Data extracted from a collection:
○ ○ ○ ○ ○ ○ ○

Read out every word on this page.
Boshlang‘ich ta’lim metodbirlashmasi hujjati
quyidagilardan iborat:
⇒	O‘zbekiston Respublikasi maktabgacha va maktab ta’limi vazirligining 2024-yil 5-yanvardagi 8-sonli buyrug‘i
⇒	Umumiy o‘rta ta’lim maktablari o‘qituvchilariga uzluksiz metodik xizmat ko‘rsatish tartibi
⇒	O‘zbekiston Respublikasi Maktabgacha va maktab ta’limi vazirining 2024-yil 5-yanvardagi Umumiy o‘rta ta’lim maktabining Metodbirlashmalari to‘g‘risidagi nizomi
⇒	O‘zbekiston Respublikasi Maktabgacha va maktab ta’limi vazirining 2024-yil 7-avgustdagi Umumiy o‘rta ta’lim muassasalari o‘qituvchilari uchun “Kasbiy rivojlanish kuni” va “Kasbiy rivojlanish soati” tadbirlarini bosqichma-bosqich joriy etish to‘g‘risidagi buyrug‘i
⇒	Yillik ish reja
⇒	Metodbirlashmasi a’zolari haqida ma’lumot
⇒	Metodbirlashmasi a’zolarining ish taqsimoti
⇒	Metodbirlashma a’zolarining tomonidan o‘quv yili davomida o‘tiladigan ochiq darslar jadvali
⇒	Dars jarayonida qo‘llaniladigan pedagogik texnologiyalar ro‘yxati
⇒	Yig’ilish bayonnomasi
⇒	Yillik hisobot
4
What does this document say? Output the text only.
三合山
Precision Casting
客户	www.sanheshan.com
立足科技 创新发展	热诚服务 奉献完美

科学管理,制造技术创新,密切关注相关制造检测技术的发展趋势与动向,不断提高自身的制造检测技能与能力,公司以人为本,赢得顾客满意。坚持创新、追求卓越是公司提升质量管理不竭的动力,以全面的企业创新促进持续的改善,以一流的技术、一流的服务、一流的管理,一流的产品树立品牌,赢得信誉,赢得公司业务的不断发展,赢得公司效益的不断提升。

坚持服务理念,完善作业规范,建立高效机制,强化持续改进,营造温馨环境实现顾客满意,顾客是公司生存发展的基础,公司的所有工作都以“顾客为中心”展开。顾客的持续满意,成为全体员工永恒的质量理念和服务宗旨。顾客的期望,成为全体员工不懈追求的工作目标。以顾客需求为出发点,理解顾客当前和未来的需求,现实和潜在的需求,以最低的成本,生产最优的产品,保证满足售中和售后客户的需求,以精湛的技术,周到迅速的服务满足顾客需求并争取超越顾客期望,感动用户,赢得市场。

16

○ ○ ○ ○ ○ ○ ○

Show each line in the entries that holds the string "vazirining".

⇒	O‘zbekiston Respublikasi Maktabgacha va maktab ta’limi vazirining 2024-yil 5-yanvardagi Umumiy o‘rta ta’lim maktabining Metodbirlashmalari to‘g‘risidagi nizomi
⇒	O‘zbekiston Respublikasi Maktabgacha va maktab ta’limi vazirining 2024-yil 7-avgustdagi Umumiy o‘rta ta’lim muassasalari o‘qituvchilari uchun “Kasbiy rivojlanish kuni” va “Kasbiy rivojlanish soati” tadbirlarini bosqichma-bosqich joriy etish to‘g‘risidagi buyrug‘i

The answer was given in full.